(STATED GOAL)
Transcribe each line of the records below exactly, excluding any embedded images.

(Rows from a dataset)
━━━━━━━━━━━━━━━━━━━━━━━━━━━━━━

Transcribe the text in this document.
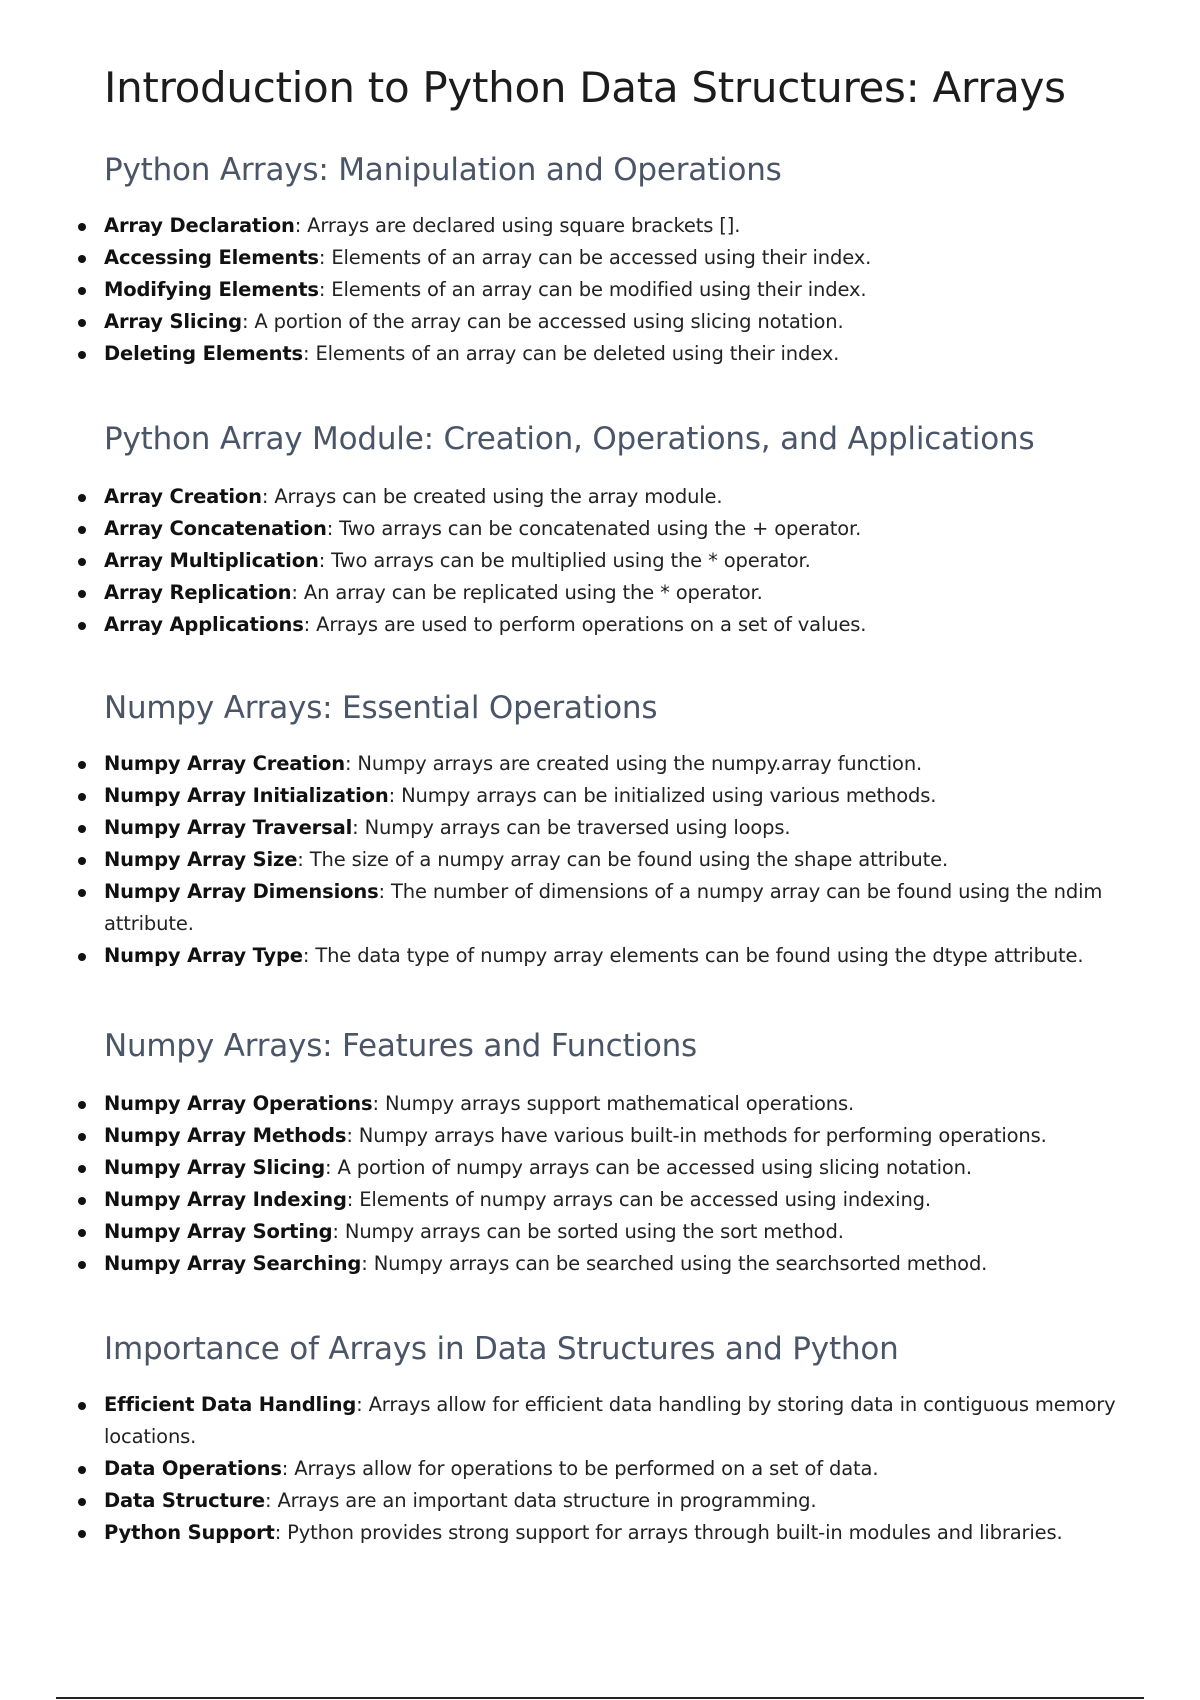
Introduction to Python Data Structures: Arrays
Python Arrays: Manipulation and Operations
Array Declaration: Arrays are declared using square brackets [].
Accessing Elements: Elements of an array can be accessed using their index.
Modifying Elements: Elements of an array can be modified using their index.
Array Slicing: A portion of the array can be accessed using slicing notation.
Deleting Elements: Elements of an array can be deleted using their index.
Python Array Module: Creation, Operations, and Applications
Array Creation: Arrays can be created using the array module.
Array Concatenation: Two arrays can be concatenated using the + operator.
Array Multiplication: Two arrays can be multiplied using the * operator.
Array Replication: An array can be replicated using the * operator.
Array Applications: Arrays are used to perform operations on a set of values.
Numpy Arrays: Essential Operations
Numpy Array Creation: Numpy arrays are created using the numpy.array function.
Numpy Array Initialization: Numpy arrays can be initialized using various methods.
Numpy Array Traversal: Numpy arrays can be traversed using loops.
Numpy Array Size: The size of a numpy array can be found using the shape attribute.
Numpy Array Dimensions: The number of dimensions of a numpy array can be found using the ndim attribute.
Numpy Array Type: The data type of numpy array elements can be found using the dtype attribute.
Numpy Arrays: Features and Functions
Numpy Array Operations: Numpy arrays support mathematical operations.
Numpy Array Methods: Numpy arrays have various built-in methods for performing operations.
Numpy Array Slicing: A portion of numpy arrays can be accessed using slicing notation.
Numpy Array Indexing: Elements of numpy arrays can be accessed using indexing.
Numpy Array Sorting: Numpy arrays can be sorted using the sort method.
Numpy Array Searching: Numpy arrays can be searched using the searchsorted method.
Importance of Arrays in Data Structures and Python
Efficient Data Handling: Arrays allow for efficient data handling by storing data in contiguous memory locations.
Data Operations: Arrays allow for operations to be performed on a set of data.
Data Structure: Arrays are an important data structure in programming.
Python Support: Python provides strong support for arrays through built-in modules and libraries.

━━━━━━━━━━━━━━━━━━━━━━━━━━━━━━

(EXERCISE RESULT)
Transcribe the text in this document.
Introduction to Python Data Structures: Arrays
Python Arrays: Manipulation and Operations
Array Declaration: Arrays are declared using square brackets [].
Accessing Elements: Elements of an array can be accessed using their index.
Modifying Elements: Elements of an array can be modified using their index.
Array Slicing: A portion of the array can be accessed using slicing notation.
Deleting Elements: Elements of an array can be deleted using their index.
Python Array Module: Creation, Operations, and Applications
Array Creation: Arrays can be created using the array module.
Array Concatenation: Two arrays can be concatenated using the + operator.
Array Multiplication: Two arrays can be multiplied using the * operator.
Array Replication: An array can be replicated using the * operator.
Array Applications: Arrays are used to perform operations on a set of values.
Numpy Arrays: Essential Operations
Numpy Array Creation: Numpy arrays are created using the numpy.array function.
Numpy Array Initialization: Numpy arrays can be initialized using various methods.
Numpy Array Traversal: Numpy arrays can be traversed using loops.
Numpy Array Size: The size of a numpy array can be found using the shape attribute.
Numpy Array Dimensions: The number of dimensions of a numpy array can be found using the ndim attribute.
Numpy Array Type: The data type of numpy array elements can be found using the dtype attribute.
Numpy Arrays: Features and Functions
Numpy Array Operations: Numpy arrays support mathematical operations.
Numpy Array Methods: Numpy arrays have various built-in methods for performing operations.
Numpy Array Slicing: A portion of numpy arrays can be accessed using slicing notation.
Numpy Array Indexing: Elements of numpy arrays can be accessed using indexing.
Numpy Array Sorting: Numpy arrays can be sorted using the sort method.
Numpy Array Searching: Numpy arrays can be searched using the searchsorted method.
Importance of Arrays in Data Structures and Python
Efficient Data Handling: Arrays allow for efficient data handling by storing data in contiguous memory locations.
Data Operations: Arrays allow for operations to be performed on a set of data.
Data Structure: Arrays are an important data structure in programming.
Python Support: Python provides strong support for arrays through built-in modules and libraries.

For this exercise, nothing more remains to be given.